>> BEGIN SUPPLIED ENTRIES

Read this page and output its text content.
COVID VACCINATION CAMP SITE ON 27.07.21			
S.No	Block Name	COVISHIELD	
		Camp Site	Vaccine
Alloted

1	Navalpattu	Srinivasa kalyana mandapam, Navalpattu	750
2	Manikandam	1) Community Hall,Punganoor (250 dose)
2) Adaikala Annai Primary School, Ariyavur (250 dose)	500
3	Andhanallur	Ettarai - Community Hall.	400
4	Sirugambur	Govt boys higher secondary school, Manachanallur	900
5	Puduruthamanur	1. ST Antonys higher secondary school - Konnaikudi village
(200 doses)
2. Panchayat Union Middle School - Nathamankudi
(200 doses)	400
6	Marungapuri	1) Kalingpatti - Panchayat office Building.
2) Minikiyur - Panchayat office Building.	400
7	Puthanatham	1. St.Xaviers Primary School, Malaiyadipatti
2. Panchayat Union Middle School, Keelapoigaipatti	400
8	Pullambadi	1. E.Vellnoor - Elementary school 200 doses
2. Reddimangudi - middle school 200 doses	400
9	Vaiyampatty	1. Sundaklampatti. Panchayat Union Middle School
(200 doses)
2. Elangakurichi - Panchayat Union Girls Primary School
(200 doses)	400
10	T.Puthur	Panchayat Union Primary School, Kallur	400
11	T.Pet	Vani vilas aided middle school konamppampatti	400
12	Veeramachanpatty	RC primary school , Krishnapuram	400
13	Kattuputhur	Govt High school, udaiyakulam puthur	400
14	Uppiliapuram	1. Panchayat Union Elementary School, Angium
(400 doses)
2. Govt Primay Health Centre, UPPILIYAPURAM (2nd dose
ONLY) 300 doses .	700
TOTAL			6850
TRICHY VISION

>> END SUPPLIED ENTRIES

§ INSTRUCTION: Gather every line from the listing above in which "higher" appears, and copy those lines.

§ THE REPLY:
4	Sirugambur	Govt boys higher secondary school, Manachanallur	900
5	Puduruthamanur	1. ST Antonys higher secondary school - Konnaikudi village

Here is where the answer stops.